» **What the exercise asks**: Select the lines of the records containing the word "votre" and list them.

** START OF Input for this task **

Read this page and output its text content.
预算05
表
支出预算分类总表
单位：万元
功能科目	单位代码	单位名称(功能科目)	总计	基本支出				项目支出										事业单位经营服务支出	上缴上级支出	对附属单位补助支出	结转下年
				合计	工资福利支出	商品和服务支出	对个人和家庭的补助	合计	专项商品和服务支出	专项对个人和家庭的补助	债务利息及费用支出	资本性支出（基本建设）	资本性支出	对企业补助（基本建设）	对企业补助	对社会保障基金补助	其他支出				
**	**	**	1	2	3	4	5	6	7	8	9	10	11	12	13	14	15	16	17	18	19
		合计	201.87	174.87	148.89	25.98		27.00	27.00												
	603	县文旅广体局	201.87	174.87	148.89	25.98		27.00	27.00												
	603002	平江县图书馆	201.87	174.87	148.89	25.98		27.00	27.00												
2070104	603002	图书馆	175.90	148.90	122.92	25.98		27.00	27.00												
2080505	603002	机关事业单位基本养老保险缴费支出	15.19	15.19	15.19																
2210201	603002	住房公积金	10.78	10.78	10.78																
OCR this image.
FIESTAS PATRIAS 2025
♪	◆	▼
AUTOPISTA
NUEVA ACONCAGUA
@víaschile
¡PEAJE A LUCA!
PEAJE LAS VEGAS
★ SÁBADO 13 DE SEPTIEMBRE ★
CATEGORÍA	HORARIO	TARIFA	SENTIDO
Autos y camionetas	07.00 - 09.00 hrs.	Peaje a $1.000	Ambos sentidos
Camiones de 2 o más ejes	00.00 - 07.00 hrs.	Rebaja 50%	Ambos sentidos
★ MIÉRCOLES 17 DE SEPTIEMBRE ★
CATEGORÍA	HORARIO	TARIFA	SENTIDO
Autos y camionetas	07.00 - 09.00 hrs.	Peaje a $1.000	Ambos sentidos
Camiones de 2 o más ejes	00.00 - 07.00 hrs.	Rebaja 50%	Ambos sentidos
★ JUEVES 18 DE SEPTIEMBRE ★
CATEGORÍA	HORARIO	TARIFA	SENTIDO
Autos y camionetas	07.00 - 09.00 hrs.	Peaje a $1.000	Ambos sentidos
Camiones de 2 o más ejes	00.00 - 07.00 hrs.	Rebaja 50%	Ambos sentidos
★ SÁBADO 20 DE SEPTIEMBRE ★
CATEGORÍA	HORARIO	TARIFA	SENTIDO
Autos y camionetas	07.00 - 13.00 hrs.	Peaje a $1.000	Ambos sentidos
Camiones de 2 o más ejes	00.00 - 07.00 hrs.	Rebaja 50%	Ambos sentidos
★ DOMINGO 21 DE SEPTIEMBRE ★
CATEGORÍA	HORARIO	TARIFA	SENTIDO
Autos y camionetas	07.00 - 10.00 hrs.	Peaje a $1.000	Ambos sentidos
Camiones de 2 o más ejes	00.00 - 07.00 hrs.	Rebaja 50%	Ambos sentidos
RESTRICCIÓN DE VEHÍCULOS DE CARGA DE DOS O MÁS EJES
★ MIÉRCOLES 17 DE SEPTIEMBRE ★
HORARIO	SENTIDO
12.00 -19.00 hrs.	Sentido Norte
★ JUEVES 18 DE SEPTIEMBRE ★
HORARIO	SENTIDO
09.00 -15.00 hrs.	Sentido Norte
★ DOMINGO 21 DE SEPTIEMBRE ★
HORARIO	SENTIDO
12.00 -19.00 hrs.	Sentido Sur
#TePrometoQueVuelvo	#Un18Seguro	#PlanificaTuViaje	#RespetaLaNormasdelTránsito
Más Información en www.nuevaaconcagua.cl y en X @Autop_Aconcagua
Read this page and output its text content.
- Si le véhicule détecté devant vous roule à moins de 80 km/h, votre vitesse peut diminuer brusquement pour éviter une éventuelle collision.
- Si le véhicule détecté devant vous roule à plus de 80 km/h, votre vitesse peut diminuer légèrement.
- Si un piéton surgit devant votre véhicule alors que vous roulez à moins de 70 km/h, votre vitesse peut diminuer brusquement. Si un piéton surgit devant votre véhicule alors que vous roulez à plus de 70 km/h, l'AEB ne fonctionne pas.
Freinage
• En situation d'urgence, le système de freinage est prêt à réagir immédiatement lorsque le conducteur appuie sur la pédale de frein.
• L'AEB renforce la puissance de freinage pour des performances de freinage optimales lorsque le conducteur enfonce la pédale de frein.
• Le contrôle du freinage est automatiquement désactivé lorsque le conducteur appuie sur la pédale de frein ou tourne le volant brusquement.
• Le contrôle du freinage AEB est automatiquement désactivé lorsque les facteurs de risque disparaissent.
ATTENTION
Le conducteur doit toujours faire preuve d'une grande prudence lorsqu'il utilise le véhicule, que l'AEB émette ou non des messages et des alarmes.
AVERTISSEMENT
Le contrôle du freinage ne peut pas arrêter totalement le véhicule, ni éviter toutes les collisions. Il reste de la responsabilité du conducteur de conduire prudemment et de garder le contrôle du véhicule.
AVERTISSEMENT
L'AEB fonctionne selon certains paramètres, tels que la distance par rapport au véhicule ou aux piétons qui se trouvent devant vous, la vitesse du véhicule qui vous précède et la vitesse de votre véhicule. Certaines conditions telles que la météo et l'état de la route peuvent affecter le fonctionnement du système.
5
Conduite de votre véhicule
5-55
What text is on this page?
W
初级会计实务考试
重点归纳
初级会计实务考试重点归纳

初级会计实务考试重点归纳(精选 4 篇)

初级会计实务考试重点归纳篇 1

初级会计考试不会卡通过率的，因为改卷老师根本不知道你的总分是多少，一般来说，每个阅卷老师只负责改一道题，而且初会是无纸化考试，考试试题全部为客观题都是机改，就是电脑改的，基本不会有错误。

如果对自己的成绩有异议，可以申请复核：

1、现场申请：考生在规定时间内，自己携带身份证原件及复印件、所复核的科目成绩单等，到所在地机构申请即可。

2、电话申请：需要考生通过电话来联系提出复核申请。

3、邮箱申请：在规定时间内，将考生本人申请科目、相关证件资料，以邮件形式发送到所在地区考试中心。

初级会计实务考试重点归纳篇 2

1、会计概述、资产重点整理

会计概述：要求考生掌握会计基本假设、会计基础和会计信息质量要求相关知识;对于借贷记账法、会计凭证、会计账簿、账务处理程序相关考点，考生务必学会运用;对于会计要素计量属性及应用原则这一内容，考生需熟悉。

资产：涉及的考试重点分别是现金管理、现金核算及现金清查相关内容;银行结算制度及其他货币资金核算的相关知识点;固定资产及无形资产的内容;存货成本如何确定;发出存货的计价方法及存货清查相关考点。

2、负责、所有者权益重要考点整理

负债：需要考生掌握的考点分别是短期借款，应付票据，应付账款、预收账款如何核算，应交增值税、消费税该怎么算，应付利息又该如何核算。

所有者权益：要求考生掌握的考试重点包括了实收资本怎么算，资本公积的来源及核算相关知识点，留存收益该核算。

** END OF Input for this task **

» **Expected answer**:
- Si le véhicule détecté devant vous roule à moins de 80 km/h, votre vitesse peut diminuer brusquement pour éviter une éventuelle collision.
- Si le véhicule détecté devant vous roule à plus de 80 km/h, votre vitesse peut diminuer légèrement.
- Si un piéton surgit devant votre véhicule alors que vous roulez à moins de 70 km/h, votre vitesse peut diminuer brusquement. Si un piéton surgit devant votre véhicule alors que vous roulez à plus de 70 km/h, l'AEB ne fonctionne pas.
L'AEB fonctionne selon certains paramètres, tels que la distance par rapport au véhicule ou aux piétons qui se trouvent devant vous, la vitesse du véhicule qui vous précède et la vitesse de votre véhicule. Certaines conditions telles que la météo et l'état de la route peuvent affecter le fonctionnement du système.
Conduite de votre véhicule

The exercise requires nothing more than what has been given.